-- begin RECORD LIST --

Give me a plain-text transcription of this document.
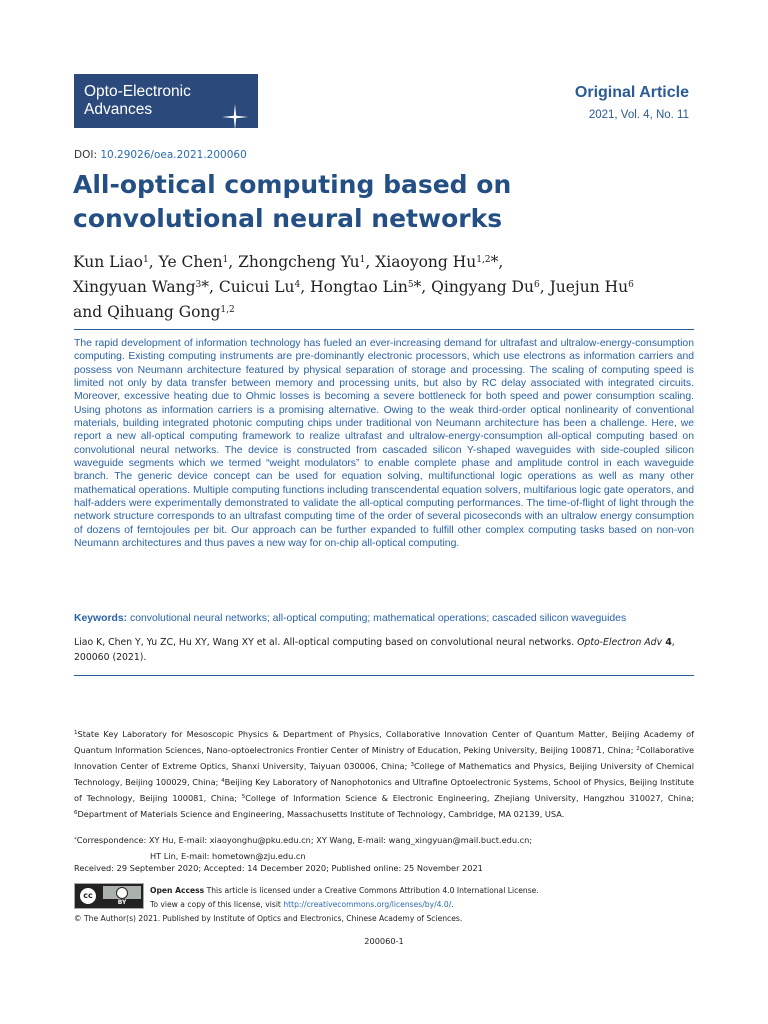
Opto-Electronic
Advances
Original Article
2021, Vol. 4, No. 11
DOI: 10.29026/oea.2021.200060
All-optical computing based on convolutional neural networks
Kun Liao$^1$, Ye Chen$^1$, Zhongcheng Yu$^1$, Xiaoyong Hu$^{1,2}$*,
Xingyuan Wang$^3$*, Cuicui Lu$^4$, Hongtao Lin$^5$*, Qingyang Du$^6$, Juejun Hu$^6$
and Qihuang Gong$^{1,2}$

The rapid development of information technology has fueled an ever-increasing demand for ultrafast and ultralow-energy-consumption computing. Existing computing instruments are pre-dominantly electronic processors, which use electrons as information carriers and possess von Neumann architecture featured by physical separation of storage and processing. The scaling of computing speed is limited not only by data transfer between memory and processing units, but also by RC delay associated with integrated circuits. Moreover, excessive heating due to Ohmic losses is becoming a severe bottleneck for both speed and power consumption scaling. Using photons as information carriers is a promising alternative. Owing to the weak third-order optical nonlinearity of conventional materials, building integrated photonic computing chips under traditional von Neumann architecture has been a challenge. Here, we report a new all-optical computing framework to realize ultrafast and ultralow-energy-consumption all-optical computing based on convolutional neural networks. The device is constructed from cascaded silicon Y-shaped waveguides with side-coupled silicon waveguide segments which we termed “weight modulators” to enable complete phase and amplitude control in each waveguide branch. The generic device concept can be used for equation solving, multifunctional logic operations as well as many other mathematical operations. Multiple computing functions including transcendental equation solvers, multifarious logic gate operators, and half-adders were experimentally demonstrated to validate the all-optical computing performances. The time-of-flight of light through the network structure corresponds to an ultrafast computing time of the order of several picoseconds with an ultralow energy consumption of dozens of femtojoules per bit. Our approach can be further expanded to fulfill other complex computing tasks based on non-von Neumann architectures and thus paves a new way for on-chip all-optical computing.

Keywords: convolutional neural networks; all-optical computing; mathematical operations; cascaded silicon waveguides
Liao K, Chen Y, Yu ZC, Hu XY, Wang XY et al. All-optical computing based on convolutional neural networks. Opto-Electron Adv 4, 200060 (2021).
$^1$State Key Laboratory for Mesoscopic Physics & Department of Physics, Collaborative Innovation Center of Quantum Matter, Beijing Academy of Quantum Information Sciences, Nano-optoelectronics Frontier Center of Ministry of Education, Peking University, Beijing 100871, China; $^2$Collaborative Innovation Center of Extreme Optics, Shanxi University, Taiyuan 030006, China; $^3$College of Mathematics and Physics, Beijing University of Chemical Technology, Beijing 100029, China; $^4$Beijing Key Laboratory of Nanophotonics and Ultrafine Optoelectronic Systems, School of Physics, Beijing Institute of Technology, Beijing 100081, China; $^5$College of Information Science & Electronic Engineering, Zhejiang University, Hangzhou 310027, China; $^6$Department of Materials Science and Engineering, Massachusetts Institute of Technology, Cambridge, MA 02139, USA.
*Correspondence: XY Hu, E-mail: xiaoyonghu@pku.edu.cn; XY Wang, E-mail: wang_xingyuan@mail.buct.edu.cn;
HT Lin, E-mail: hometown@zju.edu.cn
Received: 29 September 2020; Accepted: 14 December 2020; Published online: 25 November 2021
cc
BY
Open Access This article is licensed under a Creative Commons Attribution 4.0 International License.
To view a copy of this license, visit http://creativecommons.org/licenses/by/4.0/.
© The Author(s) 2021. Published by Institute of Optics and Electronics, Chinese Academy of Sciences.
200060-1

-- end RECORD LIST --

> **WHAT YOU HAVE TO DO**: Output the full set of records above without changing a word, and drop the images.

> **FINAL ANSWER**:
Give me a plain-text transcription of this document.
Opto-Electronic
Advances
Original Article
2021, Vol. 4, No. 11
DOI: 10.29026/oea.2021.200060
All-optical computing based on convolutional neural networks
Kun Liao$^1$, Ye Chen$^1$, Zhongcheng Yu$^1$, Xiaoyong Hu$^{1,2}$*,
Xingyuan Wang$^3$*, Cuicui Lu$^4$, Hongtao Lin$^5$*, Qingyang Du$^6$, Juejun Hu$^6$
and Qihuang Gong$^{1,2}$

The rapid development of information technology has fueled an ever-increasing demand for ultrafast and ultralow-energy-consumption computing. Existing computing instruments are pre-dominantly electronic processors, which use electrons as information carriers and possess von Neumann architecture featured by physical separation of storage and processing. The scaling of computing speed is limited not only by data transfer between memory and processing units, but also by RC delay associated with integrated circuits. Moreover, excessive heating due to Ohmic losses is becoming a severe bottleneck for both speed and power consumption scaling. Using photons as information carriers is a promising alternative. Owing to the weak third-order optical nonlinearity of conventional materials, building integrated photonic computing chips under traditional von Neumann architecture has been a challenge. Here, we report a new all-optical computing framework to realize ultrafast and ultralow-energy-consumption all-optical computing based on convolutional neural networks. The device is constructed from cascaded silicon Y-shaped waveguides with side-coupled silicon waveguide segments which we termed “weight modulators” to enable complete phase and amplitude control in each waveguide branch. The generic device concept can be used for equation solving, multifunctional logic operations as well as many other mathematical operations. Multiple computing functions including transcendental equation solvers, multifarious logic gate operators, and half-adders were experimentally demonstrated to validate the all-optical computing performances. The time-of-flight of light through the network structure corresponds to an ultrafast computing time of the order of several picoseconds with an ultralow energy consumption of dozens of femtojoules per bit. Our approach can be further expanded to fulfill other complex computing tasks based on non-von Neumann architectures and thus paves a new way for on-chip all-optical computing.

Keywords: convolutional neural networks; all-optical computing; mathematical operations; cascaded silicon waveguides
Liao K, Chen Y, Yu ZC, Hu XY, Wang XY et al. All-optical computing based on convolutional neural networks. Opto-Electron Adv 4, 200060 (2021).
$^1$State Key Laboratory for Mesoscopic Physics & Department of Physics, Collaborative Innovation Center of Quantum Matter, Beijing Academy of Quantum Information Sciences, Nano-optoelectronics Frontier Center of Ministry of Education, Peking University, Beijing 100871, China; $^2$Collaborative Innovation Center of Extreme Optics, Shanxi University, Taiyuan 030006, China; $^3$College of Mathematics and Physics, Beijing University of Chemical Technology, Beijing 100029, China; $^4$Beijing Key Laboratory of Nanophotonics and Ultrafine Optoelectronic Systems, School of Physics, Beijing Institute of Technology, Beijing 100081, China; $^5$College of Information Science & Electronic Engineering, Zhejiang University, Hangzhou 310027, China; $^6$Department of Materials Science and Engineering, Massachusetts Institute of Technology, Cambridge, MA 02139, USA.
*Correspondence: XY Hu, E-mail: xiaoyonghu@pku.edu.cn; XY Wang, E-mail: wang_xingyuan@mail.buct.edu.cn;
HT Lin, E-mail: hometown@zju.edu.cn
Received: 29 September 2020; Accepted: 14 December 2020; Published online: 25 November 2021
cc
BY
Open Access This article is licensed under a Creative Commons Attribution 4.0 International License.
To view a copy of this license, visit http://creativecommons.org/licenses/by/4.0/.
© The Author(s) 2021. Published by Institute of Optics and Electronics, Chinese Academy of Sciences.
200060-1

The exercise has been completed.